[Start SELECTED PASSAGE]
Melinda — Mark Twain said of writing, "The difference between the right word and an almost right word, is the difference between lightning, and a lightning bug." ...I'm looking for lightning in my colors.

Whether my painting reflects my "uptightness" or a "laid back-ness" ... maybe I have multiple personality disorder...No, that can't be it. Yes, it is! No, it's not. More like, that's what you get from a graphic designer with an attention deficit.

Frank Gardner said...

Something about those pot holes. I think they move right when I am about to pass.
Don't be so hard on yourself.
I just don't see what it is about those hills that you don't like.
I'm looking more at the ridge in the front and those sweet clouds anyway.

Edgar said...

Thanks, Frank, for the encouragement and the visit.

[sigh]... I just want a different solution. I was aiming for something different, but wound up with the same old thing.

Karen said...

Even though everyone has given you so much "trouble" regarding the distant hills, I for one can say that I do understand that frustration about making the same move again and again in your paintings.

I think the frustration is because making the same move makes us realize that we all can only paint as much as we know at any given time and can't go any further without more information. And for me it pisses me off that I don't know or understand more NOW.

But then, suddenly, without realizing it, you'll reach for something other than the payne's gray...

Edgar said...

Karen — Yes, I'm going to take the Paynes out of the pochade for a while, and then I'll have to make other choices. When I like those results, I'll put it back.

Anonymous said...

Edgar

I totally relate to the "pothole" analogy - how often do I find myself sitting down to paint with some resolve to change what I've been doing only to find at the end of the session that I've managed to accomplish what I meant to avoid yet again! Wince... Actually not much different than the process we use to change most things about ourselves.
[End SELECTED PASSAGE]
BRIEF A: Please copy the listing below word for word, starting at its first line and ending after the line that contains "noise-speckle bbox=[186, 44, 191, 48]".
[Start DATA TO PROCESS]
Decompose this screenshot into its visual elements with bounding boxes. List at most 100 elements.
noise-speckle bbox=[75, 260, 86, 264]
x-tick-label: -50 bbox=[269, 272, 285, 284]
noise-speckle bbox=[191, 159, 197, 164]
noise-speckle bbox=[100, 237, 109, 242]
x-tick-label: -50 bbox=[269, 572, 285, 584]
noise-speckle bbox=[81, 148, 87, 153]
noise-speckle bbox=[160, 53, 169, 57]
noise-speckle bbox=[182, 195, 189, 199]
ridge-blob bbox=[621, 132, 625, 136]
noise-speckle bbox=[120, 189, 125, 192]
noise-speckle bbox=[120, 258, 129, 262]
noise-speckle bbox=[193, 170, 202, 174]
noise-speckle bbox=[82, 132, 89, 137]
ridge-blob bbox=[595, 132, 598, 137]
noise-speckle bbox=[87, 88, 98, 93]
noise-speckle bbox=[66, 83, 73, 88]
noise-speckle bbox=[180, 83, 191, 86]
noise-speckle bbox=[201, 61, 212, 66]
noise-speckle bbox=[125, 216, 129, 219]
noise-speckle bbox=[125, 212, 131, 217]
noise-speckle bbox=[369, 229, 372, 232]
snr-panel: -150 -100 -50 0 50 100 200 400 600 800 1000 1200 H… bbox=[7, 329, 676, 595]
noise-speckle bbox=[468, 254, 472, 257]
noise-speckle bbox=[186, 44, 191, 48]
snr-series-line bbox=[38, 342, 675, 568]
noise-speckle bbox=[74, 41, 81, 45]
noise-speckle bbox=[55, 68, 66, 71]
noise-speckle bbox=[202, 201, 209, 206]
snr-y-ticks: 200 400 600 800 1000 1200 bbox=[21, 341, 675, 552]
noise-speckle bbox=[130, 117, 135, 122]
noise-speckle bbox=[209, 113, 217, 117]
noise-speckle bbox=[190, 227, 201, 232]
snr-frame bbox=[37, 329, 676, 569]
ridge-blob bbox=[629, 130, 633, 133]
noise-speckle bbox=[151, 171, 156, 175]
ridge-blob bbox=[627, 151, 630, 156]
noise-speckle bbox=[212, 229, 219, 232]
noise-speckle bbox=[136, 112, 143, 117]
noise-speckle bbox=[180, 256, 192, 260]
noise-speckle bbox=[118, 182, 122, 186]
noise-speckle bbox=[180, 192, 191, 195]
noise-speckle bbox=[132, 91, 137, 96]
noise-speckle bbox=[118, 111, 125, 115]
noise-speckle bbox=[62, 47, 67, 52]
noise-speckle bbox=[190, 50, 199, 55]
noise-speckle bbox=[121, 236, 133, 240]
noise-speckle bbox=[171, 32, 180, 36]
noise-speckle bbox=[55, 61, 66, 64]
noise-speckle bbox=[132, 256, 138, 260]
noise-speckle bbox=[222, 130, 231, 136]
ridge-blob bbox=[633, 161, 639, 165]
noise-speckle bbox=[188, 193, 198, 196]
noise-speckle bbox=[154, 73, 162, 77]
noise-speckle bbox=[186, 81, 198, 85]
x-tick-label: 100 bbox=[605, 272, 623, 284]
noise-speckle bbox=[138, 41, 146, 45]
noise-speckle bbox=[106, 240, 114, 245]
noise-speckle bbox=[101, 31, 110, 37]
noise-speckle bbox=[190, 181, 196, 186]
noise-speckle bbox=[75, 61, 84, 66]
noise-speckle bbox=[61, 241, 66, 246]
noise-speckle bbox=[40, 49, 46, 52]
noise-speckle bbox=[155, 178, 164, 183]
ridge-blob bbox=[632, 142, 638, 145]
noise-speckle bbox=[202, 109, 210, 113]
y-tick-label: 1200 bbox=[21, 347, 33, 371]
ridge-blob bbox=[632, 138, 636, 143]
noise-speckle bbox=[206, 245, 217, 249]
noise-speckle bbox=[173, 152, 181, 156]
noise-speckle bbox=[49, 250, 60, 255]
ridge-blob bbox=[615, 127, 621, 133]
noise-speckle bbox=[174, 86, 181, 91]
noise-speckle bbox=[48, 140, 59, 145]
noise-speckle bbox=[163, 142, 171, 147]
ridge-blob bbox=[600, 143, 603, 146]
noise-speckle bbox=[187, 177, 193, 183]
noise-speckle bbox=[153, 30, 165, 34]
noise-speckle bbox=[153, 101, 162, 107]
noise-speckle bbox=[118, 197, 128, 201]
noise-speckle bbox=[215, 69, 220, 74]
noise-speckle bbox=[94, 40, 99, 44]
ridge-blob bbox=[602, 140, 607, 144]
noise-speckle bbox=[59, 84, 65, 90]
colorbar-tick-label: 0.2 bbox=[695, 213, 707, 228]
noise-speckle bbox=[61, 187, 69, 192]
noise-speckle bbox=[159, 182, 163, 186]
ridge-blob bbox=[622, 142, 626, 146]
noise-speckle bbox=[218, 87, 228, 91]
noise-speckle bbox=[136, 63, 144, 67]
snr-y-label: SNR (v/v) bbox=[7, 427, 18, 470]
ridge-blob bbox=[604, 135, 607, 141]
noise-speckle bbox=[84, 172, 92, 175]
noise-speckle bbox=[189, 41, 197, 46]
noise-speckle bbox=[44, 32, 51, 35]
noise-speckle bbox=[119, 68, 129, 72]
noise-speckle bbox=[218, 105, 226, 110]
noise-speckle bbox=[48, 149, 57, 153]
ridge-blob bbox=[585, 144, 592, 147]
[End DATA TO PROCESS]
BRIEF B: Quote the whole comment thread about painting above, word for word.

COMPLETE RESPONSE A:
Decompose this screenshot into its visual elements with bounding boxes. List at most 100 elements.
noise-speckle bbox=[75, 260, 86, 264]
x-tick-label: -50 bbox=[269, 272, 285, 284]
noise-speckle bbox=[191, 159, 197, 164]
noise-speckle bbox=[100, 237, 109, 242]
x-tick-label: -50 bbox=[269, 572, 285, 584]
noise-speckle bbox=[81, 148, 87, 153]
noise-speckle bbox=[160, 53, 169, 57]
noise-speckle bbox=[182, 195, 189, 199]
ridge-blob bbox=[621, 132, 625, 136]
noise-speckle bbox=[120, 189, 125, 192]
noise-speckle bbox=[120, 258, 129, 262]
noise-speckle bbox=[193, 170, 202, 174]
noise-speckle bbox=[82, 132, 89, 137]
ridge-blob bbox=[595, 132, 598, 137]
noise-speckle bbox=[87, 88, 98, 93]
noise-speckle bbox=[66, 83, 73, 88]
noise-speckle bbox=[180, 83, 191, 86]
noise-speckle bbox=[201, 61, 212, 66]
noise-speckle bbox=[125, 216, 129, 219]
noise-speckle bbox=[125, 212, 131, 217]
noise-speckle bbox=[369, 229, 372, 232]
snr-panel: -150 -100 -50 0 50 100 200 400 600 800 1000 1200 H… bbox=[7, 329, 676, 595]
noise-speckle bbox=[468, 254, 472, 257]
noise-speckle bbox=[186, 44, 191, 48]

COMPLETE RESPONSE B:
Melinda — Mark Twain said of writing, "The difference between the right word and an almost right word, is the difference between lightning, and a lightning bug." ...I'm looking for lightning in my colors.

Whether my painting reflects my "uptightness" or a "laid back-ness" ... maybe I have multiple personality disorder...No, that can't be it. Yes, it is! No, it's not. More like, that's what you get from a graphic designer with an attention deficit.

Frank Gardner said...

Something about those pot holes. I think they move right when I am about to pass.
Don't be so hard on yourself.
I just don't see what it is about those hills that you don't like.
I'm looking more at the ridge in the front and those sweet clouds anyway.

Edgar said...

Thanks, Frank, for the encouragement and the visit.

[sigh]... I just want a different solution. I was aiming for something different, but wound up with the same old thing.

Karen said...

Even though everyone has given you so much "trouble" regarding the distant hills, I for one can say that I do understand that frustration about making the same move again and again in your paintings.

I think the frustration is because making the same move makes us realize that we all can only paint as much as we know at any given time and can't go any further without more information. And for me it pisses me off that I don't know or understand more NOW.

But then, suddenly, without realizing it, you'll reach for something other than the payne's gray...

Edgar said...

Karen — Yes, I'm going to take the Paynes out of the pochade for a while, and then I'll have to make other choices. When I like those results, I'll put it back.

Anonymous said...

Edgar

I totally relate to the "pothole" analogy - how often do I find myself sitting down to paint with some resolve to change what I've been doing only to find at the end of the session that I've managed to accomplish what I meant to avoid yet again! Wince... Actually not much different than the process we use to change most things about ourselves.